§ Working data

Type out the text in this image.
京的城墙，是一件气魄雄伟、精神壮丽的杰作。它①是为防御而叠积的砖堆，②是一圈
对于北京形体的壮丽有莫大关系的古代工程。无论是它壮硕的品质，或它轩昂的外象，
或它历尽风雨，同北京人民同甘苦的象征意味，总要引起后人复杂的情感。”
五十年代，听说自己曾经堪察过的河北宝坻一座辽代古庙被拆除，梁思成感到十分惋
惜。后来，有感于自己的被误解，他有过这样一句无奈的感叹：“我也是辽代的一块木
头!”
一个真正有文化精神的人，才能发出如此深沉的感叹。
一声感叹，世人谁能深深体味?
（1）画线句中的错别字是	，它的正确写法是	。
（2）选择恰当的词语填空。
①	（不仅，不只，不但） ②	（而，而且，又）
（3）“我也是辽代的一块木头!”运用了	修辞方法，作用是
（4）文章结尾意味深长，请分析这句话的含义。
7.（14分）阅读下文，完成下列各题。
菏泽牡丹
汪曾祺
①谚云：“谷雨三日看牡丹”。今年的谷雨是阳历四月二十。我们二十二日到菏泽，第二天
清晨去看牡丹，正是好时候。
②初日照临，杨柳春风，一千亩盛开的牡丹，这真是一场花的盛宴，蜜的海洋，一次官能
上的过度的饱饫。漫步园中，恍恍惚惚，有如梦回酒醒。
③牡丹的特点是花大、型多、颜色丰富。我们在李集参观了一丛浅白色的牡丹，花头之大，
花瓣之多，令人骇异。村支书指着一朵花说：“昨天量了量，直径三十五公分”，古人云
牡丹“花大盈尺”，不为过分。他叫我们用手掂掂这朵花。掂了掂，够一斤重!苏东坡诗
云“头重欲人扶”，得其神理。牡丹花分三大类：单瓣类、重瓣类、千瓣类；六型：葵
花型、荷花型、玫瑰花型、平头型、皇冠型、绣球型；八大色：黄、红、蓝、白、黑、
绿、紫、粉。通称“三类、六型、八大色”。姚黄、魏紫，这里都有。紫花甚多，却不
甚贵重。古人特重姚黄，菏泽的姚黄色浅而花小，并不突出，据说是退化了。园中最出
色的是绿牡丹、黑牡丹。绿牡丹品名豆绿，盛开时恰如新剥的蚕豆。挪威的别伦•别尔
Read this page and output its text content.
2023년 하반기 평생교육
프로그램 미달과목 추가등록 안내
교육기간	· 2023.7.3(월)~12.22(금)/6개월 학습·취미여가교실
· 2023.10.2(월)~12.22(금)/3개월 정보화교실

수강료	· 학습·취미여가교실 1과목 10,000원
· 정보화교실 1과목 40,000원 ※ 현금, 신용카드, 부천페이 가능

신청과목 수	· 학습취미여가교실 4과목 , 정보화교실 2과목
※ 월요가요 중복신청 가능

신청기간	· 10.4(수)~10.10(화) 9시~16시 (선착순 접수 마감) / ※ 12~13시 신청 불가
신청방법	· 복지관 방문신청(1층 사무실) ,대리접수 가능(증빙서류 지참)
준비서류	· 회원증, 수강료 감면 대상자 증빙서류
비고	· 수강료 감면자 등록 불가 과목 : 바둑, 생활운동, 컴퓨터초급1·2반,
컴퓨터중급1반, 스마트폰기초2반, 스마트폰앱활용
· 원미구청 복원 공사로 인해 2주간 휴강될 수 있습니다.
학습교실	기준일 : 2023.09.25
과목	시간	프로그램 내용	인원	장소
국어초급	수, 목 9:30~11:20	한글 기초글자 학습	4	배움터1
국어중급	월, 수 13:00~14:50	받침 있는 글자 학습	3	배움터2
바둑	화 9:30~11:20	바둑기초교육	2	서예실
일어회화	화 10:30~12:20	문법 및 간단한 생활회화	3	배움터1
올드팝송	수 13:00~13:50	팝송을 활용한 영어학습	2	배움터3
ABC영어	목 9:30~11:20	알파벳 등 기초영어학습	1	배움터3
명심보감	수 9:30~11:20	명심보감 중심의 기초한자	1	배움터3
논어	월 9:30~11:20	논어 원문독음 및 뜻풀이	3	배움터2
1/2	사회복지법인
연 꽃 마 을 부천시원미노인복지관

§ Aim
Write the material out again word for word.

§ Response below
Type out the text in this image.
京的城墙，是一件气魄雄伟、精神壮丽的杰作。它①是为防御而叠积的砖堆，②是一圈
对于北京形体的壮丽有莫大关系的古代工程。无论是它壮硕的品质，或它轩昂的外象，
或它历尽风雨，同北京人民同甘苦的象征意味，总要引起后人复杂的情感。”
五十年代，听说自己曾经堪察过的河北宝坻一座辽代古庙被拆除，梁思成感到十分惋
惜。后来，有感于自己的被误解，他有过这样一句无奈的感叹：“我也是辽代的一块木
头!”
一个真正有文化精神的人，才能发出如此深沉的感叹。
一声感叹，世人谁能深深体味?
（1）画线句中的错别字是	，它的正确写法是	。
（2）选择恰当的词语填空。
①	（不仅，不只，不但） ②	（而，而且，又）
（3）“我也是辽代的一块木头!”运用了	修辞方法，作用是
（4）文章结尾意味深长，请分析这句话的含义。
7.（14分）阅读下文，完成下列各题。
菏泽牡丹
汪曾祺
①谚云：“谷雨三日看牡丹”。今年的谷雨是阳历四月二十。我们二十二日到菏泽，第二天
清晨去看牡丹，正是好时候。
②初日照临，杨柳春风，一千亩盛开的牡丹，这真是一场花的盛宴，蜜的海洋，一次官能
上的过度的饱饫。漫步园中，恍恍惚惚，有如梦回酒醒。
③牡丹的特点是花大、型多、颜色丰富。我们在李集参观了一丛浅白色的牡丹，花头之大，
花瓣之多，令人骇异。村支书指着一朵花说：“昨天量了量，直径三十五公分”，古人云
牡丹“花大盈尺”，不为过分。他叫我们用手掂掂这朵花。掂了掂，够一斤重!苏东坡诗
云“头重欲人扶”，得其神理。牡丹花分三大类：单瓣类、重瓣类、千瓣类；六型：葵
花型、荷花型、玫瑰花型、平头型、皇冠型、绣球型；八大色：黄、红、蓝、白、黑、
绿、紫、粉。通称“三类、六型、八大色”。姚黄、魏紫，这里都有。紫花甚多，却不
甚贵重。古人特重姚黄，菏泽的姚黄色浅而花小，并不突出，据说是退化了。园中最出
色的是绿牡丹、黑牡丹。绿牡丹品名豆绿，盛开时恰如新剥的蚕豆。挪威的别伦•别尔
Read this page and output its text content.
2023년 하반기 평생교육
프로그램 미달과목 추가등록 안내
교육기간	· 2023.7.3(월)~12.22(금)/6개월 학습·취미여가교실
· 2023.10.2(월)~12.22(금)/3개월 정보화교실

수강료	· 학습·취미여가교실 1과목 10,000원
· 정보화교실 1과목 40,000원 ※ 현금, 신용카드, 부천페이 가능

신청과목 수	· 학습취미여가교실 4과목 , 정보화교실 2과목
※ 월요가요 중복신청 가능

신청기간	· 10.4(수)~10.10(화) 9시~16시 (선착순 접수 마감) / ※ 12~13시 신청 불가
신청방법	· 복지관 방문신청(1층 사무실) ,대리접수 가능(증빙서류 지참)
준비서류	· 회원증, 수강료 감면 대상자 증빙서류
비고	· 수강료 감면자 등록 불가 과목 : 바둑, 생활운동, 컴퓨터초급1·2반,
컴퓨터중급1반, 스마트폰기초2반, 스마트폰앱활용
· 원미구청 복원 공사로 인해 2주간 휴강될 수 있습니다.
학습교실	기준일 : 2023.09.25
과목	시간	프로그램 내용	인원	장소
국어초급	수, 목 9:30~11:20	한글 기초글자 학습	4	배움터1
국어중급	월, 수 13:00~14:50	받침 있는 글자 학습	3	배움터2
바둑	화 9:30~11:20	바둑기초교육	2	서예실
일어회화	화 10:30~12:20	문법 및 간단한 생활회화	3	배움터1
올드팝송	수 13:00~13:50	팝송을 활용한 영어학습	2	배움터3
ABC영어	목 9:30~11:20	알파벳 등 기초영어학습	1	배움터3
명심보감	수 9:30~11:20	명심보감 중심의 기초한자	1	배움터3
논어	월 9:30~11:20	논어 원문독음 및 뜻풀이	3	배움터2
1/2	사회복지법인
연 꽃 마 을 부천시원미노인복지관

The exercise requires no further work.